(Dataset entries)
>> start

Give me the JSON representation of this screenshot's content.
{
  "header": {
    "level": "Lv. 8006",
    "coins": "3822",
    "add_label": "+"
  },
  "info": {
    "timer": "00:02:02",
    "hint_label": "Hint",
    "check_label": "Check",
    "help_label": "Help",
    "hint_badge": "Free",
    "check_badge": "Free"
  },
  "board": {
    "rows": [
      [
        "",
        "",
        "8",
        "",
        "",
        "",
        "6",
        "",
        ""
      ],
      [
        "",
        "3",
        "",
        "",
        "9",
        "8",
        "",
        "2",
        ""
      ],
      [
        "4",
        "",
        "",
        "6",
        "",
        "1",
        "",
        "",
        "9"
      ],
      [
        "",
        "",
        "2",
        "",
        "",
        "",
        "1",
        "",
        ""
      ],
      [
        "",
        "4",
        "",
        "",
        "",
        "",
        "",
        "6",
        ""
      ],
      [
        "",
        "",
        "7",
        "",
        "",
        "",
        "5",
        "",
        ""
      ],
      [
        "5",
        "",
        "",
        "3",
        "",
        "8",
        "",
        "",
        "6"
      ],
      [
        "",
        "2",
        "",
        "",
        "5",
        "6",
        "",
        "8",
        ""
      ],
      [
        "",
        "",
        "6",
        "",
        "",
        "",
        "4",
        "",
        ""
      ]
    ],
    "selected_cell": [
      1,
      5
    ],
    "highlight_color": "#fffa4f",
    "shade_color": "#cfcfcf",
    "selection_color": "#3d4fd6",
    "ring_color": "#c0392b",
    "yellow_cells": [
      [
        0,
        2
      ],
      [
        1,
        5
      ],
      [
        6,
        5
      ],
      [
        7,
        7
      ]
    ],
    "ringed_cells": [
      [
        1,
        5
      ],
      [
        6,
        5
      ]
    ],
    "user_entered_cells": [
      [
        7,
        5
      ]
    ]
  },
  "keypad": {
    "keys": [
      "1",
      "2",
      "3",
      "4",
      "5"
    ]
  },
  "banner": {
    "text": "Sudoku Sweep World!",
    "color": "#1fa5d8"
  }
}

>> end

Repeat the records exactly, including every line.

Give me the JSON representation of this screenshot's content.
{
  "header": {
    "level": "Lv. 8006",
    "coins": "3822",
    "add_label": "+"
  },
  "info": {
    "timer": "00:02:02",
    "hint_label": "Hint",
    "check_label": "Check",
    "help_label": "Help",
    "hint_badge": "Free",
    "check_badge": "Free"
  },
  "board": {
    "rows": [
      [
        "",
        "",
        "8",
        "",
        "",
        "",
        "6",
        "",
        ""
      ],
      [
        "",
        "3",
        "",
        "",
        "9",
        "8",
        "",
        "2",
        ""
      ],
      [
        "4",
        "",
        "",
        "6",
        "",
        "1",
        "",
        "",
        "9"
      ],
      [
        "",
        "",
        "2",
        "",
        "",
        "",
        "1",
        "",
        ""
      ],
      [
        "",
        "4",
        "",
        "",
        "",
        "",
        "",
        "6",
        ""
      ],
      [
        "",
        "",
        "7",
        "",
        "",
        "",
        "5",
        "",
        ""
      ],
      [
        "5",
        "",
        "",
        "3",
        "",
        "8",
        "",
        "",
        "6"
      ],
      [
        "",
        "2",
        "",
        "",
        "5",
        "6",
        "",
        "8",
        ""
      ],
      [
        "",
        "",
        "6",
        "",
        "",
        "",
        "4",
        "",
        ""
      ]
    ],
    "selected_cell": [
      1,
      5
    ],
    "highlight_color": "#fffa4f",
    "shade_color": "#cfcfcf",
    "selection_color": "#3d4fd6",
    "ring_color": "#c0392b",
    "yellow_cells": [
      [
        0,
        2
      ],
      [
        1,
        5
      ],
      [
        6,
        5
      ],
      [
        7,
        7
      ]
    ],
    "ringed_cells": [
      [
        1,
        5
      ],
      [
        6,
        5
      ]
    ],
    "user_entered_cells": [
      [
        7,
        5
      ]
    ]
  },
  "keypad": {
    "keys": [
      "1",
      "2",
      "3",
      "4",
      "5"
    ]
  },
  "banner": {
    "text": "Sudoku Sweep World!",
    "color": "#1fa5d8"
  }
}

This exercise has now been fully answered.